STATED TASK - Return all the data, word for word.

Dataset records:
•••••

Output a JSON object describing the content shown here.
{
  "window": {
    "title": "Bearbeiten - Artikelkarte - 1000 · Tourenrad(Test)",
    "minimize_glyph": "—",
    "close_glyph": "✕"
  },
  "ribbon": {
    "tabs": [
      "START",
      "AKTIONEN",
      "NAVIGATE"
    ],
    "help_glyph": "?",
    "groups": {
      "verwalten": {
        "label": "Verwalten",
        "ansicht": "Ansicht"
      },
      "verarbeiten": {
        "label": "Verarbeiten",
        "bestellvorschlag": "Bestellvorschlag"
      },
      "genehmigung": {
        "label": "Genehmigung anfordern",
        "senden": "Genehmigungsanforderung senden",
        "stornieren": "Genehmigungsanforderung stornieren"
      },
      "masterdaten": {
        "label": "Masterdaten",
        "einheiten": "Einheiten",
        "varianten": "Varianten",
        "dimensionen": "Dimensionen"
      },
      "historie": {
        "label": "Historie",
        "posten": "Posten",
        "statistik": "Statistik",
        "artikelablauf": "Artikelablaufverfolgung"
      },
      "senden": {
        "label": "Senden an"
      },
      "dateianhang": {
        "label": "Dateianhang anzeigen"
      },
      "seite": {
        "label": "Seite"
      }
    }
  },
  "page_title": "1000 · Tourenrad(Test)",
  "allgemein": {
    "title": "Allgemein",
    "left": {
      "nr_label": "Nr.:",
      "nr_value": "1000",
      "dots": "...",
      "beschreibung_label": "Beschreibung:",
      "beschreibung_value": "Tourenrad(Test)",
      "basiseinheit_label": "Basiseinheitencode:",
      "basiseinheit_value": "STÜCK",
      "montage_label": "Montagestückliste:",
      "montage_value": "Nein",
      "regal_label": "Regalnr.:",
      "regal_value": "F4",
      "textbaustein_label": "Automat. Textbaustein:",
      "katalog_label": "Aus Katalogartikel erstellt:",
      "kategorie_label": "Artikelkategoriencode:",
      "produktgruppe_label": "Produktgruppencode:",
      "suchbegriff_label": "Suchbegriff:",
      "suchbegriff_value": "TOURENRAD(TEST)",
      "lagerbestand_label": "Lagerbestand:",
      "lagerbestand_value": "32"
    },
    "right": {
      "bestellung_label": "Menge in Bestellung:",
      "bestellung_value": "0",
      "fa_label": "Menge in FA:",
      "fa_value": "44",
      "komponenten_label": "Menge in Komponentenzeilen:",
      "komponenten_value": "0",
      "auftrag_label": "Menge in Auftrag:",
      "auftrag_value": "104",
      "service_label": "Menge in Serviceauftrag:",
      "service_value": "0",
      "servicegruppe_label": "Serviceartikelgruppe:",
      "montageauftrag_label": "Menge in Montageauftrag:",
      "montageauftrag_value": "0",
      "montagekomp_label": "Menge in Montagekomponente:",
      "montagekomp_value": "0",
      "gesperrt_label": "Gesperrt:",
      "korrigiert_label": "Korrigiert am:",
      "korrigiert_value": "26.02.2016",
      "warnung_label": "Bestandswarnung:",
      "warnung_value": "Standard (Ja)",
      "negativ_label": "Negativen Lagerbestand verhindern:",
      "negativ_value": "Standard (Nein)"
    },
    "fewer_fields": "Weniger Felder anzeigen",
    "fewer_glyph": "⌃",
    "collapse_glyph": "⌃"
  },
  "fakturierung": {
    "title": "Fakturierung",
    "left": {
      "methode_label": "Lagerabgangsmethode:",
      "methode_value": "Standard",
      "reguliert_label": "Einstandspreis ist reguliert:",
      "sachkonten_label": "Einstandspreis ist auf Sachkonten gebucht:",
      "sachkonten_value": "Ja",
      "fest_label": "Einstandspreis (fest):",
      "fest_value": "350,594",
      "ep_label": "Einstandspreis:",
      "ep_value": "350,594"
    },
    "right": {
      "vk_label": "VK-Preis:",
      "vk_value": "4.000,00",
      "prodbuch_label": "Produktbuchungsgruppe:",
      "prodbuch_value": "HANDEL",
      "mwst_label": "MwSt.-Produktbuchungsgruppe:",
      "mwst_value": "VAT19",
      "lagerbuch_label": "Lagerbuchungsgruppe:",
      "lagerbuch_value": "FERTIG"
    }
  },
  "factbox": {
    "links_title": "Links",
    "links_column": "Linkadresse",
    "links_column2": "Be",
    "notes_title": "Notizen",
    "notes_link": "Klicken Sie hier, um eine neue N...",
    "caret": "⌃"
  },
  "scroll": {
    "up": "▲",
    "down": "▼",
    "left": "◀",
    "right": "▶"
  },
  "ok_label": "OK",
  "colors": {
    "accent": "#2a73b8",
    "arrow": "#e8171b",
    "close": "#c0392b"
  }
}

•••••

FINAL ANSWER -
Output a JSON object describing the content shown here.
{
  "window": {
    "title": "Bearbeiten - Artikelkarte - 1000 · Tourenrad(Test)",
    "minimize_glyph": "—",
    "close_glyph": "✕"
  },
  "ribbon": {
    "tabs": [
      "START",
      "AKTIONEN",
      "NAVIGATE"
    ],
    "help_glyph": "?",
    "groups": {
      "verwalten": {
        "label": "Verwalten",
        "ansicht": "Ansicht"
      },
      "verarbeiten": {
        "label": "Verarbeiten",
        "bestellvorschlag": "Bestellvorschlag"
      },
      "genehmigung": {
        "label": "Genehmigung anfordern",
        "senden": "Genehmigungsanforderung senden",
        "stornieren": "Genehmigungsanforderung stornieren"
      },
      "masterdaten": {
        "label": "Masterdaten",
        "einheiten": "Einheiten",
        "varianten": "Varianten",
        "dimensionen": "Dimensionen"
      },
      "historie": {
        "label": "Historie",
        "posten": "Posten",
        "statistik": "Statistik",
        "artikelablauf": "Artikelablaufverfolgung"
      },
      "senden": {
        "label": "Senden an"
      },
      "dateianhang": {
        "label": "Dateianhang anzeigen"
      },
      "seite": {
        "label": "Seite"
      }
    }
  },
  "page_title": "1000 · Tourenrad(Test)",
  "allgemein": {
    "title": "Allgemein",
    "left": {
      "nr_label": "Nr.:",
      "nr_value": "1000",
      "dots": "...",
      "beschreibung_label": "Beschreibung:",
      "beschreibung_value": "Tourenrad(Test)",
      "basiseinheit_label": "Basiseinheitencode:",
      "basiseinheit_value": "STÜCK",
      "montage_label": "Montagestückliste:",
      "montage_value": "Nein",
      "regal_label": "Regalnr.:",
      "regal_value": "F4",
      "textbaustein_label": "Automat. Textbaustein:",
      "katalog_label": "Aus Katalogartikel erstellt:",
      "kategorie_label": "Artikelkategoriencode:",
      "produktgruppe_label": "Produktgruppencode:",
      "suchbegriff_label": "Suchbegriff:",
      "suchbegriff_value": "TOURENRAD(TEST)",
      "lagerbestand_label": "Lagerbestand:",
      "lagerbestand_value": "32"
    },
    "right": {
      "bestellung_label": "Menge in Bestellung:",
      "bestellung_value": "0",
      "fa_label": "Menge in FA:",
      "fa_value": "44",
      "komponenten_label": "Menge in Komponentenzeilen:",
      "komponenten_value": "0",
      "auftrag_label": "Menge in Auftrag:",
      "auftrag_value": "104",
      "service_label": "Menge in Serviceauftrag:",
      "service_value": "0",
      "servicegruppe_label": "Serviceartikelgruppe:",
      "montageauftrag_label": "Menge in Montageauftrag:",
      "montageauftrag_value": "0",
      "montagekomp_label": "Menge in Montagekomponente:",
      "montagekomp_value": "0",
      "gesperrt_label": "Gesperrt:",
      "korrigiert_label": "Korrigiert am:",
      "korrigiert_value": "26.02.2016",
      "warnung_label": "Bestandswarnung:",
      "warnung_value": "Standard (Ja)",
      "negativ_label": "Negativen Lagerbestand verhindern:",
      "negativ_value": "Standard (Nein)"
    },
    "fewer_fields": "Weniger Felder anzeigen",
    "fewer_glyph": "⌃",
    "collapse_glyph": "⌃"
  },
  "fakturierung": {
    "title": "Fakturierung",
    "left": {
      "methode_label": "Lagerabgangsmethode:",
      "methode_value": "Standard",
      "reguliert_label": "Einstandspreis ist reguliert:",
      "sachkonten_label": "Einstandspreis ist auf Sachkonten gebucht:",
      "sachkonten_value": "Ja",
      "fest_label": "Einstandspreis (fest):",
      "fest_value": "350,594",
      "ep_label": "Einstandspreis:",
      "ep_value": "350,594"
    },
    "right": {
      "vk_label": "VK-Preis:",
      "vk_value": "4.000,00",
      "prodbuch_label": "Produktbuchungsgruppe:",
      "prodbuch_value": "HANDEL",
      "mwst_label": "MwSt.-Produktbuchungsgruppe:",
      "mwst_value": "VAT19",
      "lagerbuch_label": "Lagerbuchungsgruppe:",
      "lagerbuch_value": "FERTIG"
    }
  },
  "factbox": {
    "links_title": "Links",
    "links_column": "Linkadresse",
    "links_column2": "Be",
    "notes_title": "Notizen",
    "notes_link": "Klicken Sie hier, um eine neue N...",
    "caret": "⌃"
  },
  "scroll": {
    "up": "▲",
    "down": "▼",
    "left": "◀",
    "right": "▶"
  },
  "ok_label": "OK",
  "colors": {
    "accent": "#2a73b8",
    "arrow": "#e8171b",
    "close": "#c0392b"
  }
}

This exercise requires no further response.